• Your objective: How many lines in the listing below include the word "องระวางโทษปร"? Reply with the count alone.

• Data to process:
--

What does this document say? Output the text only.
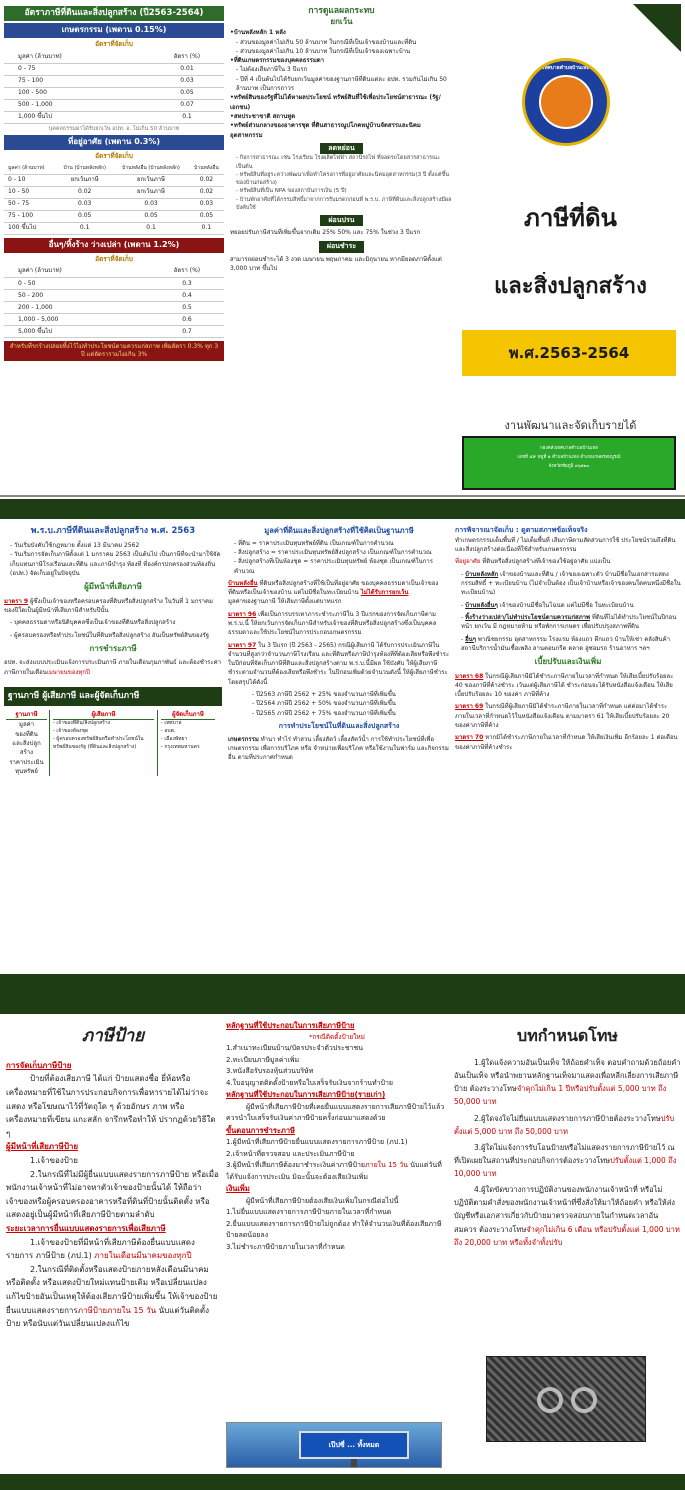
อัตราภาษีที่ดินและสิ่งปลูกสร้าง (ปี2563-2564)
เกษตรกรรม (เพดาน 0.15%)
อัตราที่จัดเก็บ
มูลค่า (ล้านบาท)	อัตรา (%)
0 - 75	0.01
75 - 100	0.03
100 - 500	0.05
500 - 1,000	0.07
1,000 ขึ้นไป	0.1
บุคคลธรรมดาได้รับยกเว้น อปท. อ. ไม่เกิน 50 ล้านบาท
ที่อยู่อาศัย (เพดาน 0.3%)
อัตราที่จัดเก็บ
มูลค่า (ล้านบาท)	บ้าน (บ้านหลังหลัก)	บ้านหลังอื่น (บ้านหลังหลัก)	บ้านหลังอื่น
0 - 10	ยกเว้นภาษี	ยกเว้นภาษี	0.02
10 - 50	0.02	ยกเว้นภาษี	0.02
50 - 75	0.03	0.03	0.03
75 - 100	0.05	0.05	0.05
100 ขึ้นไป	0.1	0.1	0.1
อื่นๆ/ทิ้งร้าง ว่างเปล่า (เพดาน 1.2%)
อัตราที่จัดเก็บ
มูลค่า (ล้านบาท)	อัตรา (%)
0 - 50	0.3
50 - 200	0.4
200 - 1,000	0.5
1,000 - 5,000	0.6
5,000 ขึ้นไป	0.7
สำหรับที่รกร้างปล่อยทิ้งไว้ไม่ทำประโยชน์ตามควรแก่สภาพ เพิ่มอัตรา 0.3% ทุก 3 ปี แต่อัตรารวมไม่เกิน 3%
การดูแลผลกระทบ
ยกเว้น
•บ้านหลังหลัก 1 หลัง
- ส่วนของมูลค่าไม่เกิน 50 ล้านบาท ในกรณีที่เป็นเจ้าของบ้านและที่ดิน
- ส่วนของมูลค่าไม่เกิน 10 ล้านบาท ในกรณีที่เป็นเจ้าของเฉพาะบ้าน
•ที่ดินเกษตรกรรมของบุคคลธรรมดา
- ไม่ต้องเสียภาษีใน 3 ปีแรก
- ปีที่ 4 เป็นต้นไปได้รับยกเว้นมูลค่าของฐานภาษีที่ดินแต่ละ อปท. รวมกันไม่เกิน 50 ล้านบาท เป็นการถาวร
•ทรัพย์สินของรัฐที่ไม่ได้หาผลประโยชน์ ทรัพย์สินที่ใช้เพื่อประโยชน์สาธารณะ (รัฐ/เอกชน)
•สหประชาชาติ สถานทูต
•ทรัพย์ส่วนกลางของอาคารชุด ที่ดินสาธารณูปโภคหมู่บ้านจัดสรรและนิคมอุตสาหกรรม
ลดหย่อน
- กิจการสาธารณะ เช่น โรงเรียน โรงผลิตไฟฟ้า สถานีรถไฟ ที่จอดรถโดยสารสาธารณะ เป็นต้น
- ทรัพย์สินที่อยู่ระหว่างพัฒนาเพื่อทำโครงการที่อยู่อาศัยและนิคมอุตสาหกรรม(3 ปี ตั้งแต่ขึ้นของบ้านก่อสร้าง)
- ทรัพย์สินที่เป็น NPA ของสถาบันการเงิน (5 ปี)
- บ้านพักอาศัยที่ได้กรรมสิทธิ์มาจากการรับมรดกก่อนที่ พ.ร.บ. ภาษีที่ดินและสิ่งปลูกสร้างมีผลบังคับใช้
ผ่อนปรน
ทยอยปรับภาษีส่วนที่เพิ่มขึ้นจากเดิม 25% 50% และ 75% ในช่วง 3 ปีแรก
ผ่อนชำระ
สามารถผ่อนชำระได้ 3 งวด เมษายน พฤษภาคม และมิถุนายน หากมียอดภาษีตั้งแต่ 3,000 บาท ขึ้นไป
เทศบาลตำบลบ้านเหล่
ภาษีที่ดิน
และสิ่งปลูกสร้าง
พ.ศ.2563-2564
งานพัฒนาและจัดเก็บรายได้
กองคลังเทศบาลตำบลบ้านเหล่
เลขที่ ๕๙ หมู่ที่ ๑ ตำบลบ้านเหล่ อำเภอเกษตรสมบูรณ์
จังหวัดชัยภูมิ ๓๖๑๒๐
พ.ร.บ.ภาษีที่ดินและสิ่งปลูกสร้าง พ.ศ. 2563
- วันเริ่มบังคับใช้กฎหมาย ตั้งแต่ 13 มีนาคม 2562
- วันเริ่มการจัดเก็บภาษีตั้งแต่ 1 มกราคม 2563 เป็นต้นไป เป็นภาษีที่จะนำมาใช้จัดเก็บแทนภาษีโรงเรือนและที่ดิน และภาษีบำรุง ท้องที่ ที่องค์กรปกครองส่วนท้องถิ่น (อปท.) จัดเก็บอยู่ในปัจจุบัน
ผู้มีหน้าที่เสียภาษี
มาตรา 9 ผู้ซึ่งเป็นเจ้าของหรือครอบครองที่ดินหรือสิ่งปลูกสร้าง ในวันที่ 1 มกราคม ของปีใดเป็นผู้มีหน้าที่เสียภาษีสำหรับปีนั้น
- บุคคลธรรมดาหรือนิติบุคคลซึ่งเป็นเจ้าของที่ดินหรือสิ่งปลูกสร้าง
- ผู้ครอบครองหรือทำประโยชน์ในที่ดินหรือสิ่งปลูกสร้าง อันเป็นทรัพย์สินของรัฐ
การชำระภาษี
อปท. จะส่งแบบประเมินแจ้งการประเมินภาษี ภายในเดือนกุมภาพันธ์ และต้องชำระค่าภาษีภายในเดือนเมษายนของทุกปี
ฐานภาษี ผู้เสียภาษี และผู้จัดเก็บภาษี
ฐานภาษี
มูลค่า
ของที่ดิน
และสิ่งปลูก
สร้าง
ราคาประเมิน
ทุนทรัพย์
ผู้เสียภาษี
- เจ้าของที่ดิน/สิ่งปลูกสร้าง
- เจ้าของห้องชุด
- ผู้ครอบครองทรัพย์สินหรือทำประโยชน์ในทรัพย์สินของรัฐ (ที่ดินและสิ่งปลูกสร้าง)
ผู้จัดเก็บภาษี
- เทศบาล
- อบต.
- เมืองพัทยา
- กรุงเทพมหานคร
มูลค่าที่ดินและสิ่งปลูกสร้างที่ใช้คิดเป็นฐานภาษี
- ที่ดิน = ราคาประเมินทุนทรัพย์ที่ดิน เป็นเกณฑ์ในการคำนวณ
- สิ่งปลูกสร้าง = ราคาประเมินทุนทรัพย์สิ่งปลูกสร้าง เป็นเกณฑ์ในการคำนวณ
- สิ่งปลูกสร้างที่เป็นห้องชุด = ราคาประเมินทุนทรัพย์ ห้องชุด เป็นเกณฑ์ในการคำนวณ
บ้านหลังอื่น ที่ดินหรือสิ่งปลูกสร้างที่ใช้เป็นที่อยู่อาศัย ของบุคคลธรรมดาเป็นเจ้าของที่ดินหรือเป็นเจ้าของบ้าน แต่ไม่มีชื่อในทะเบียนบ้าน ไม่ได้รับการยกเว้น
มูลค่าของฐานภาษี ให้เสียภาษีตั้งแต่บาทแรก
มาตรา 96 เพื่อเป็นการบรรเทาภาระชำระภาษีใน 3 ปีแรกของการจัดเก็บภาษีตาม พ.ร.บ.นี้ ให้ยกเว้นการจัดเก็บภาษีสำหรับเจ้าของที่ดินหรือสิ่งปลูกสร้างซึ่งเป็นบุคคลธรรมดาและใช้ประโยชน์ในการประกอบเกษตรกรรม
มาตรา 97 ใน 3 ปีแรก (ปี 2563 - 2565) กรณีผู้เสียภาษี ได้รับการประเมินภาษีในจำนวนที่สูงกว่าจำนวนภาษีโรงเรือน และที่ดินหรือภาษีบำรุงท้องที่ที่ต้องเสียหรือพึงชำระในปีก่อนที่จัดเก็บภาษีที่ดินและสิ่งปลูกสร้างตาม พ.ร.บ.นี้มีผล ใช้บังคับ ให้ผู้เสียภาษีชำระตามจำนวนที่ต้องเสียหรือพึงชำระ ในปีก่อนเพิ่มด้วยจำนวนดังนี้ ให้ผู้เสียภาษีชำระ โดยสรุปได้ดังนี้
- ปี2563 ภาษีปี 2562 + 25% ของจำนวนภาษีที่เพิ่มขึ้น
- ปี2564 ภาษีปี 2562 + 50% ของจำนวนภาษีที่เพิ่มขึ้น
- ปี2565 ภาษีปี 2562 + 75% ของจำนวนภาษีที่เพิ่มขึ้น
การทำประโยชน์ในที่ดินและสิ่งปลูกสร้าง
เกษตรกรรม ทำนา ทำไร่ ทำสวน เลี้ยงสัตว์ เลี้ยงสัตว์น้ำ การใช้ทำประโยชน์ที่เพื่อเกษตรกรรม เพื่อการบริโภค หรือ จำหน่ายเพื่อบริโภค หรือใช้งานในฟาร์ม และกิจกรรมอื่น ตามที่ประกาศกำหนด
การพิจารณาจัดเก็บ : ดูตามสภาพข้อเท็จจริง
ทำเกษตรกรรมเต็มพื้นที่ / ไม่เต็มพื้นที่ เสียภาษีตามสัดส่วนการใช้ ประโยชน์รวมถึงที่ดินและสิ่งปลูกสร้างต่อเนื่องที่ใช้สำหรับเกษตรกรรม
ที่อยู่อาศัย ที่ดินหรือสิ่งปลูกสร้างที่เจ้าของใช้อยู่อาศัย แบ่งเป็น
- บ้านหลังหลัก เจ้าของบ้านและที่ดิน / เจ้าของเฉพาะตัว บ้านมีชื่อในเอกสารแสดงกรรมสิทธิ์ + ทะเบียนบ้าน (ไม่จำเป็นต้อง เป็นเจ้าบ้านหรือเจ้าของคนใดคนหนึ่งมีชื่อในทะเบียนบ้าน)
- บ้านหลังอื่นๆ เจ้าของบ้านมีชื่อในโฉนด แต่ไม่มีชื่อ ในทะเบียนบ้าน
- ทิ้งร้างว่างเปล่า/ไม่ทำประโยชน์ตามควรแก่สภาพ ที่ดินที่ไม่ได้ทำประโยชน์ในปีก่อนหน้า ยกเว้น มี กฎหมายห้าม หรือพักการเกษตร เพื่อปรับปรุงสภาพที่ดิน
- อื่นๆ พาณิชยกรรม อุตสาหกรรม โรงแรม ห้องแถว ตึกแถว บ้านให้เช่า คลังสินค้า สถานีบริการน้ำมันเชื้อเพลิง ลานคอนกรีต ตลาด อู่ซ่อมรถ ร้านอาหาร ฯลฯ
เบี้ยปรับและเงินเพิ่ม
มาตรา 68 ในกรณีผู้เสียภาษีมิได้ชำระภาษีภายในเวลาที่กำหนด ให้เสียเบี้ยปรับร้อยละ 40 ของภาษีที่ค้างชำระ เว้นแต่ผู้เสียภาษีได้ ชำระก่อนจะได้รับหนังสือแจ้งเตือน ให้เสียเบี้ยปรับร้อยละ 10 ของค่า ภาษีที่ค้าง
มาตรา 69 ในกรณีที่ผู้เสียภาษีมิได้ชำระภาษีภายในเวลาที่กำหนด แต่ต่อมาได้ชำระภายในเวลาที่กำหนดไว้ในหนังสือแจ้งเตือน ตามมาตรา 61 ให้เสียเบี้ยปรับร้อยละ 20 ของค่าภาษีที่ค้าง
มาตรา 70 หากมิได้ชำระภาษีภายในเวลาที่กำหนด ให้เสียเงินเพิ่ม อีกร้อยละ 1 ต่อเดือน ของค่าภาษีที่ค้างชำระ
ภาษีป้าย
การจัดเก็บภาษีป้าย
ป้ายที่ต้องเสียภาษี ได้แก่ ป้ายแสดงชื่อ ยี่ห้อหรือเครื่องหมายที่ใช้ในการประกอบกิจการเพื่อหารายได้ไม่ว่าจะแสดง หรือโฆษณาไว้ที่วัตถุใด ๆ ด้วยอักษร ภาพ หรือเครื่องหมายที่เขียน แกะสลัก จารึกหรือทำให้ ปรากฏด้วยวิธีใด ๆ
ผู้มีหน้าที่เสียภาษีป้าย
1.เจ้าของป้าย
2.ในกรณีที่ไม่มีผู้ยื่นแบบแสดงรายการภาษีป้าย หรือเมื่อพนักงานเจ้าหน้าที่ไม่อาจหาตัวเจ้าของป้ายนั้นได้ ให้ถือว่าเจ้าของหรือผู้ครอบครองอาคารหรือที่ดินที่ป้ายนั้นติดตั้ง หรือแสดงอยู่เป็นผู้มีหน้าที่เสียภาษีป้ายตามลำดับ
ระยะเวลาการยื่นแบบแสดงรายการเพื่อเสียภาษี
1.เจ้าของป้ายที่มีหน้าที่เสียภาษีต้องยื่นแบบแสดงรายการ ภาษีป้าย (ภป.1) ภายในเดือนมีนาคมของทุกปี
2.ในกรณีที่ติดตั้งหรือแสดงป้ายภายหลังเดือนมีนาคม หรือติดตั้ง หรือแสดงป้ายใหม่แทนป้ายเดิม หรือเปลี่ยนแปลงแก้ไขป้ายอันเป็นเหตุให้ต้องเสียภาษีป้ายเพิ่มขึ้น ให้เจ้าของป้ายยื่นแบบแสดงรายการภาษีป้ายภายใน 15 วัน นับแต่วันติดตั้งป้าย หรือนับแต่วันเปลี่ยนแปลงแก้ไข
หลักฐานที่ใช้ประกอบในการเสียภาษีป้าย
*กรณีติดตั้งป้ายใหม่
1.สำเนาทะเบียนบ้าน/บัตรประจำตัวประชาชน
2.ทะเบียนภาษีมูลค่าเพิ่ม
3.หนังสือรับรองหุ้นส่วนบริษัท
4.ใบอนุญาตติดตั้งป้ายหรือใบเสร็จรับเงินจากร้านทำป้าย
หลักฐานที่ใช้ประกอบในการเสียภาษีป้าย(รายเก่า)
ผู้มีหน้าที่เสียภาษีป้ายที่เคยยื่นแบบแสดงรายการเสียภาษีป้ายไว้แล้ว ควรนำใบเสร็จรับเงินค่าภาษีป้ายครั้งก่อนมาแสดงด้วย
ขั้นตอนการชำระภาษี
1.ผู้มีหน้าที่เสียภาษีป้ายยื่นแบบแสดงรายการภาษีป้าย (ภป.1)
2.เจ้าหน้าที่ตรวจสอบ และประเมินภาษีป้าย
3.ผู้มีหน้าที่เสียภาษีต้องมาชำระเงินค่าภาษีป้ายภายใน 15 วัน นับแต่วันที่ได้รับแจ้งการประเมิน มิฉะนั้นจะต้องเสียเงินเพิ่ม
เงินเพิ่ม
ผู้มีหน้าที่เสียภาษีป้ายต้องเสียเงินเพิ่มในกรณีต่อไปนี้
1.ไม่ยื่นแบบแสดงรายการภาษีป้ายภายในเวลาที่กำหนด
2.ยื่นแบบแสดงรายการภาษีป้ายไม่ถูกต้อง ทำให้จำนวนเงินที่ต้องเสียภาษีป้ายลดน้อยลง
3.ไม่ชำระภาษีป้ายภายในเวลาที่กำหนด
เป๊ปซี่ ... ทั้งหมด
บทกำหนดโทษ
1.ผู้ใดแจ้งความอันเป็นเท็จ ให้ถ้อยคำเท็จ ตอบคำถามด้วยถ้อยคำอันเป็นเท็จ หรือนำพยานหลักฐานเท็จมาแสดงเพื่อหลีกเลี่ยงการเสียภาษีป้าย ต้องระวางโทษจำคุกไม่เกิน 1 ปีหรือปรับตั้งแต่ 5,000 บาท ถึง 50,000 บาท
2.ผู้ใดจงใจไม่ยื่นแบบแสดงรายการภาษีป้ายต้องระวางโทษปรับตั้งแต่ 5,000 บาท ถึง 50,000 บาท
3.ผู้ใดไม่แจ้งการรับโอนป้ายหรือไม่แสดงรายการภาษีป้ายไว้ ณ ที่เปิดเผยในสถานที่ประกอบกิจการต้องระวางโทษปรับตั้งแต่ 1,000 ถึง 10,000 บาท
4.ผู้ใดขัดขวางการปฏิบัติงานของพนักงานเจ้าหน้าที่ หรือไม่ปฏิบัติตามคำสั่งของพนักงานเจ้าหน้าที่ซึ่งสั่งให้มาให้ถ้อยคำ หรือให้ส่งบัญชีหรือเอกสารเกี่ยวกับป้ายมาตรวจสอบภายในกำหนดเวลาอันสมควร ต้องระวางโทษจำคุกไม่เกิน 6 เดือน หรือปรับตั้งแต่ 1,000 บาท ถึง 20,000 บาท หรือทั้งจำทั้งปรับ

--

• Completed exercise: 2